─── EXCERPTED RECORDS ───

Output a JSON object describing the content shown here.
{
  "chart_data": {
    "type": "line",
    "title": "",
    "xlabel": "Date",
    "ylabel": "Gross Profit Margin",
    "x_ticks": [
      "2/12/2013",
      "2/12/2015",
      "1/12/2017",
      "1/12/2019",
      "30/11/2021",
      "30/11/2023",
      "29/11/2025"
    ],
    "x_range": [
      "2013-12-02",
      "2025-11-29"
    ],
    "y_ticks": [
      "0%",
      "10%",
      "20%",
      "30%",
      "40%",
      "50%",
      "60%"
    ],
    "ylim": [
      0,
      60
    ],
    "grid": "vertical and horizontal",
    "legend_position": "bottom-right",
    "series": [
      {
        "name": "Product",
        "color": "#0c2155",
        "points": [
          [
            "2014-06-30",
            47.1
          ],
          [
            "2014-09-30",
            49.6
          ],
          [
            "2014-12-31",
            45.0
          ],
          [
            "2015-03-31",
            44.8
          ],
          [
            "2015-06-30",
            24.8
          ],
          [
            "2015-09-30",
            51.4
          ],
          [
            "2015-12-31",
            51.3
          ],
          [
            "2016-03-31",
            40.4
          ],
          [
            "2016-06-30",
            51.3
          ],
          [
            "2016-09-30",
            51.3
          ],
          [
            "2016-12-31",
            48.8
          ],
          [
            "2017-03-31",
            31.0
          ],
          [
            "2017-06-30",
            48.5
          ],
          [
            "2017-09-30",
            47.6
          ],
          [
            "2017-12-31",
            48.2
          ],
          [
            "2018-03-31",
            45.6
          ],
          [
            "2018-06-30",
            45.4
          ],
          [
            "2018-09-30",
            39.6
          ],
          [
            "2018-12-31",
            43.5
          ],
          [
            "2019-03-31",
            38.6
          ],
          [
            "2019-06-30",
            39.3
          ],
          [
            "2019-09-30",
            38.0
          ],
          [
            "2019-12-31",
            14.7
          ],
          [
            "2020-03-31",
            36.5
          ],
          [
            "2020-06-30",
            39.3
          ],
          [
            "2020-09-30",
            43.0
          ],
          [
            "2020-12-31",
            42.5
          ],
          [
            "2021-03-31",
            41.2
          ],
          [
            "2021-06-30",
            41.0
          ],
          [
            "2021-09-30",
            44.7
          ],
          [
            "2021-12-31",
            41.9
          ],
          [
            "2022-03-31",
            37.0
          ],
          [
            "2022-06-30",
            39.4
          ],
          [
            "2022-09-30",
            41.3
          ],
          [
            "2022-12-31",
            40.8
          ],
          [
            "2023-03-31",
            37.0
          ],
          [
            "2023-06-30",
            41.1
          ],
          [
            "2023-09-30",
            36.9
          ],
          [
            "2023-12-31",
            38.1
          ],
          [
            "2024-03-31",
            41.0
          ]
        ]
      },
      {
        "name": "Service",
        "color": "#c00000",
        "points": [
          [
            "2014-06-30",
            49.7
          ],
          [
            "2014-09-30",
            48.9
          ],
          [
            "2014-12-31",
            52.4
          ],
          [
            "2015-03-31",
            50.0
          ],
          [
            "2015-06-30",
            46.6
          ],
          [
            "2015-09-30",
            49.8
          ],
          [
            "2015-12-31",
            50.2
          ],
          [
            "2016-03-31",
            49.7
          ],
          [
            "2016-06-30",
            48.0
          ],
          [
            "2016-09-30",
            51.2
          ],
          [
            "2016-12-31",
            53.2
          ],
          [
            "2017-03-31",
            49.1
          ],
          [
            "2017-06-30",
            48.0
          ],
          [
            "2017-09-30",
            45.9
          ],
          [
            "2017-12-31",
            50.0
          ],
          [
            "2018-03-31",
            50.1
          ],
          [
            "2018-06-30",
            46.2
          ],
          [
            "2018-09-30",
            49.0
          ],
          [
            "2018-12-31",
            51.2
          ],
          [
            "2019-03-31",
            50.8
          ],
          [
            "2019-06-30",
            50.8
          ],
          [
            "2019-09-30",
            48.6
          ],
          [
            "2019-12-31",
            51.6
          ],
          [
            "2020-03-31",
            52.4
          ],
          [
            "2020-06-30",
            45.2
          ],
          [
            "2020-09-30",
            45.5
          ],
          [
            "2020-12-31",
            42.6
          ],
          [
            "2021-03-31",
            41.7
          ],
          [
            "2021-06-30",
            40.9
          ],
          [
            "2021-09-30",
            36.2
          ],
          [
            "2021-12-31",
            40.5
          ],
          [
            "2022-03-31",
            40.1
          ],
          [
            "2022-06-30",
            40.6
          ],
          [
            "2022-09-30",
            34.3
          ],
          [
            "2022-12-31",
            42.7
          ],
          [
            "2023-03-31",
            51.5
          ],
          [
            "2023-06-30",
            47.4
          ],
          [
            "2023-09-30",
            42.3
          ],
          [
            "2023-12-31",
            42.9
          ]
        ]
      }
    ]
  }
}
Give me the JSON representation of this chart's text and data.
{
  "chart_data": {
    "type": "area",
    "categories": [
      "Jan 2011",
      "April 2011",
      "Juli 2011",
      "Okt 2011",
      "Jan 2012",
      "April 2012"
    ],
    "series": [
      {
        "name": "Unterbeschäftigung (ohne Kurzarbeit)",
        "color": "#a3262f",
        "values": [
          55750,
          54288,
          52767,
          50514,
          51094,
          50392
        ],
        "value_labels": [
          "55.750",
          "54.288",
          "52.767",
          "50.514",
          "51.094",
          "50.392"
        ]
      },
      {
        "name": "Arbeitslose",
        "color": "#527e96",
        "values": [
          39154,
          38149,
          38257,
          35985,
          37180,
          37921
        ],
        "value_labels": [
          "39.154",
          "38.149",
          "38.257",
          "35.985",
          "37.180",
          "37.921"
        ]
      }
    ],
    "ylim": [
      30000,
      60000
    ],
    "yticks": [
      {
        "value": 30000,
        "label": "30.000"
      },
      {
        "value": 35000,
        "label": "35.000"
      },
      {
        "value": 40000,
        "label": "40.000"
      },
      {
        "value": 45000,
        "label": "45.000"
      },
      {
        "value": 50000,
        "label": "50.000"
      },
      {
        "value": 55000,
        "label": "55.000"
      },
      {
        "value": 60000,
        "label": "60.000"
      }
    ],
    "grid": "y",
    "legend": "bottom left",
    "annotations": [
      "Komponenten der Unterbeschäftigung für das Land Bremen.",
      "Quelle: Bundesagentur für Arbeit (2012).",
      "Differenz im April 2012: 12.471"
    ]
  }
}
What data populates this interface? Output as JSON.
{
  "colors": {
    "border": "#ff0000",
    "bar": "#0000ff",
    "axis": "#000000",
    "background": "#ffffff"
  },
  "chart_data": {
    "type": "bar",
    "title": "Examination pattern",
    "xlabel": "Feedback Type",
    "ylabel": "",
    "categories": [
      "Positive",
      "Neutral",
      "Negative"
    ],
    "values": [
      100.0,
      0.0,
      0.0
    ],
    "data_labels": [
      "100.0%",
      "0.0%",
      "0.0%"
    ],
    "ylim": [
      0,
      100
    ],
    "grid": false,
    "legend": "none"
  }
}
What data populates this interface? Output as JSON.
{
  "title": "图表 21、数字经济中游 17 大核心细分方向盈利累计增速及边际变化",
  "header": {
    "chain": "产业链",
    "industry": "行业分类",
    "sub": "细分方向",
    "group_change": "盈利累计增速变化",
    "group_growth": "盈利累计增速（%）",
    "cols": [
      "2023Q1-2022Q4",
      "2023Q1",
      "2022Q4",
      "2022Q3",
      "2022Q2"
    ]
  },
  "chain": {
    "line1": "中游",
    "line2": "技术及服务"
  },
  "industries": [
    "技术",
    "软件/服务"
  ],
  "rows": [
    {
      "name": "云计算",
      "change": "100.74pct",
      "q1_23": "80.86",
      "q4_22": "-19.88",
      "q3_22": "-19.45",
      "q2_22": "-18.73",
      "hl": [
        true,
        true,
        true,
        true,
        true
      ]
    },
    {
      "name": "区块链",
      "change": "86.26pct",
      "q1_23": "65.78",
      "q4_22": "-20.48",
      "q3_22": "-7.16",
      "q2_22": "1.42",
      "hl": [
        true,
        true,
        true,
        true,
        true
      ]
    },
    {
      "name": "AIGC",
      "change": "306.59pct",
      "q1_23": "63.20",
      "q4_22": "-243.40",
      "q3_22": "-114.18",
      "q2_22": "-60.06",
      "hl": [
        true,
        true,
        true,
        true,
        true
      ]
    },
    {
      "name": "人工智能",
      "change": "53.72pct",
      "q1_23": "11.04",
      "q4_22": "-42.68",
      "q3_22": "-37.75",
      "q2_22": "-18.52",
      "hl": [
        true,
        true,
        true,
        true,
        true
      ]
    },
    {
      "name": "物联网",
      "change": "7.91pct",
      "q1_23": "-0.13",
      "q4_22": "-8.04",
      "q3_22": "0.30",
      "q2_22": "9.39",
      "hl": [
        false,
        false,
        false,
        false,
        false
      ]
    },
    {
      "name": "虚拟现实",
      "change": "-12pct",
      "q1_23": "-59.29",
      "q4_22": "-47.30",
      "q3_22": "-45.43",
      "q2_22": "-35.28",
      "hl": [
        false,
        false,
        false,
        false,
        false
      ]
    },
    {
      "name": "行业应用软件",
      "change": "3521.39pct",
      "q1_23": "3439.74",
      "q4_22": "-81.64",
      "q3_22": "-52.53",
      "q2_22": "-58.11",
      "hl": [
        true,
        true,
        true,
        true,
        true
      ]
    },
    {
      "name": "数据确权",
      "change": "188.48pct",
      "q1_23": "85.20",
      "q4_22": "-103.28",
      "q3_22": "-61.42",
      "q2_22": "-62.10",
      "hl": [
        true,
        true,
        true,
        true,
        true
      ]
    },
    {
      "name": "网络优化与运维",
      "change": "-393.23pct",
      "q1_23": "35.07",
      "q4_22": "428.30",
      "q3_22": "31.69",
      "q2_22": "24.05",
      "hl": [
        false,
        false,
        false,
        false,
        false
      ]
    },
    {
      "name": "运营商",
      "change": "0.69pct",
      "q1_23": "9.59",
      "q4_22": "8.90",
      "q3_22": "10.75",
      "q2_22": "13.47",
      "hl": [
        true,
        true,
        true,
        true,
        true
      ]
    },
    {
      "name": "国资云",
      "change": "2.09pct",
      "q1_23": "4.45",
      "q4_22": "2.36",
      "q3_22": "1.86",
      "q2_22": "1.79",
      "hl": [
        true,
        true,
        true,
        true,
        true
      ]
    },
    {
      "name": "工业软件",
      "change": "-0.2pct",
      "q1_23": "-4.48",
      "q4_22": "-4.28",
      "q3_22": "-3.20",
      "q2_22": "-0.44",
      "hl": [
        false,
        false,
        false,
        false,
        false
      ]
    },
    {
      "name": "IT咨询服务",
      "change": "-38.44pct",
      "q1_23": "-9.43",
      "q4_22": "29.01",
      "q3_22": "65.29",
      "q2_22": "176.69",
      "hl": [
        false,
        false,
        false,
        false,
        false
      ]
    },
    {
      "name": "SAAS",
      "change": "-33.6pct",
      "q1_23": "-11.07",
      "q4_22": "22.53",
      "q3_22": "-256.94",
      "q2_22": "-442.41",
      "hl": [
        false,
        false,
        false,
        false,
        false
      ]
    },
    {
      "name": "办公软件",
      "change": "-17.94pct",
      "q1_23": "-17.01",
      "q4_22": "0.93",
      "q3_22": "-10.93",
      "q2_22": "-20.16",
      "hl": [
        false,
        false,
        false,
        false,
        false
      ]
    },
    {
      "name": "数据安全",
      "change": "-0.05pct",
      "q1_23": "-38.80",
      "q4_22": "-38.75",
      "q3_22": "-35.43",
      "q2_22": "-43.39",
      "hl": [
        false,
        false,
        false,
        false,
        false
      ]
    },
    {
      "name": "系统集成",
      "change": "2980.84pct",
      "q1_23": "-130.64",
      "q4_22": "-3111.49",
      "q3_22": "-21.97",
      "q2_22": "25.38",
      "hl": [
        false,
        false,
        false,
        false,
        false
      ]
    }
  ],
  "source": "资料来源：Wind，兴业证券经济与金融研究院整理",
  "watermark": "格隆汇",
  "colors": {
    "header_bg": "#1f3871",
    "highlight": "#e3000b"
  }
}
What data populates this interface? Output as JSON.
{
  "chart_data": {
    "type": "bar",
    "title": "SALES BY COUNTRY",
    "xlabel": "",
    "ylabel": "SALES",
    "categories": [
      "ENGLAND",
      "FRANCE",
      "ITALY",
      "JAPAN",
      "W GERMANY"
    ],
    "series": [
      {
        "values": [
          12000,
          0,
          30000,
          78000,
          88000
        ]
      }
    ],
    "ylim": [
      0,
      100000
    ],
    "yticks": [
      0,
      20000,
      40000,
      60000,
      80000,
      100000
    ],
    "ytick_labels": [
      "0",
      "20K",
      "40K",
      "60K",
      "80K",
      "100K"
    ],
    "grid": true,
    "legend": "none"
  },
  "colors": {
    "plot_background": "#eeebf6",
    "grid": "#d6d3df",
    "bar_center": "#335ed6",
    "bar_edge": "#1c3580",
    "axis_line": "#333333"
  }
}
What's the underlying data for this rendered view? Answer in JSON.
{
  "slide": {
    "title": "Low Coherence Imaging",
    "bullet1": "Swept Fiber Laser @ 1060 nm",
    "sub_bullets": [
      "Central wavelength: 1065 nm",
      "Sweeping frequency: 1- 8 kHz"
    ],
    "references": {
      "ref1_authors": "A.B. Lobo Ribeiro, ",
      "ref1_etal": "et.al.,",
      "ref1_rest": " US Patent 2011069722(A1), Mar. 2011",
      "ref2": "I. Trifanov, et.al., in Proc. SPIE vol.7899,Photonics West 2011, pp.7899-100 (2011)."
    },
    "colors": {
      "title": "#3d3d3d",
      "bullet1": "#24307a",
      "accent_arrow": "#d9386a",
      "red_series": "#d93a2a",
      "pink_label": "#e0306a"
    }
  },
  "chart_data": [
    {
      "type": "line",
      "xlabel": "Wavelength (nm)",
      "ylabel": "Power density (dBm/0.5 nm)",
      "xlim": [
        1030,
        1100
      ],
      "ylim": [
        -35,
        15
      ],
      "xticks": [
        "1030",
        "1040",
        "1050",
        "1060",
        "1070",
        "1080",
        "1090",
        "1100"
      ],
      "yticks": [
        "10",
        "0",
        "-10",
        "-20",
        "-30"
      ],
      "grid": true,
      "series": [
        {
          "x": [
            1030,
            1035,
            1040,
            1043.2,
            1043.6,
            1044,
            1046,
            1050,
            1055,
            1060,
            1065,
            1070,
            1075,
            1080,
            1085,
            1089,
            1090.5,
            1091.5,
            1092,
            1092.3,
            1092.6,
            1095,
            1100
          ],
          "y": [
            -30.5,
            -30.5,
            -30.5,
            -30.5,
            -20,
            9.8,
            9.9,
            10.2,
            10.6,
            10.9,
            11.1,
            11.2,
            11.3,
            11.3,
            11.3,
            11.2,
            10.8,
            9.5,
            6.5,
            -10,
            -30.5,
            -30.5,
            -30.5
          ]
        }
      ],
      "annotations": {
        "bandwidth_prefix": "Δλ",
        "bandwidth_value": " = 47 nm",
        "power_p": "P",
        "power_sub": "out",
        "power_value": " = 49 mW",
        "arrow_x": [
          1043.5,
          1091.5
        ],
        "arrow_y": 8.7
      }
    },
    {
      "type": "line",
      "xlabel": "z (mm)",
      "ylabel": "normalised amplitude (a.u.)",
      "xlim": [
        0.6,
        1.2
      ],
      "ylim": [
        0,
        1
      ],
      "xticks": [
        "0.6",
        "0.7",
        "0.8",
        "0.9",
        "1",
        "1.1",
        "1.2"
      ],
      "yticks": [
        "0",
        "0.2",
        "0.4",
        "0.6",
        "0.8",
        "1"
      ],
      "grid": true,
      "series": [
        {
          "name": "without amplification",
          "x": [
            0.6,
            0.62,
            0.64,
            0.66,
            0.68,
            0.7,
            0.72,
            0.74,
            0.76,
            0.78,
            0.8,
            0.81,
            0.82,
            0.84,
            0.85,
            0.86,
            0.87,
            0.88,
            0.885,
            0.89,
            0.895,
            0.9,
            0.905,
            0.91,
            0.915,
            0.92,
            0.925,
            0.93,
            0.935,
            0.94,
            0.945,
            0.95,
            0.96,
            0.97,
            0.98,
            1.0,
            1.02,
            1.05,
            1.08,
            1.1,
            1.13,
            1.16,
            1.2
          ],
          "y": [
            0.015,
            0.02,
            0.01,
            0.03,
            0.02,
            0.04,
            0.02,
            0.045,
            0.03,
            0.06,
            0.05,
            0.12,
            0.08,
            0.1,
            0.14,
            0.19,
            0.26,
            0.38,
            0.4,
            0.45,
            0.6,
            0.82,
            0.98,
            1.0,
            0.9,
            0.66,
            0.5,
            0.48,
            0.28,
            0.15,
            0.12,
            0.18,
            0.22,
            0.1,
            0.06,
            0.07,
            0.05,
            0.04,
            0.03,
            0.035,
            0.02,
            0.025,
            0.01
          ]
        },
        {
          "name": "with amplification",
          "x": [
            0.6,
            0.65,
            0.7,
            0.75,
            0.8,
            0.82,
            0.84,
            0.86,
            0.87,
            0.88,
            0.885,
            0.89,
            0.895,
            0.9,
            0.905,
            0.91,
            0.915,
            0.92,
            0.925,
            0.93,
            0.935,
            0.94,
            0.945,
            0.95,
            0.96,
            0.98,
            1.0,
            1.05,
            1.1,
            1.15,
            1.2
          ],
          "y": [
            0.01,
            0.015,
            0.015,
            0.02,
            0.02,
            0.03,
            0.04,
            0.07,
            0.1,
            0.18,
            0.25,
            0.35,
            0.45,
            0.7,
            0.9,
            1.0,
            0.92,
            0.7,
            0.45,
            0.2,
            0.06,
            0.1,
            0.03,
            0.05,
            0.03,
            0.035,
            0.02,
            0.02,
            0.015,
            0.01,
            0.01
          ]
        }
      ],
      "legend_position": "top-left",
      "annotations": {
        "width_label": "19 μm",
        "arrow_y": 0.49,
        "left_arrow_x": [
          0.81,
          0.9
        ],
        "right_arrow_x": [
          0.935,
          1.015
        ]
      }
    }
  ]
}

───

List every line above containing the word "ylabel".

    "ylabel": "Gross Profit Margin",
    "ylabel": "",
    "ylabel": "SALES",
      "ylabel": "Power density (dBm/0.5 nm)",
      "ylabel": "normalised amplitude (a.u.)",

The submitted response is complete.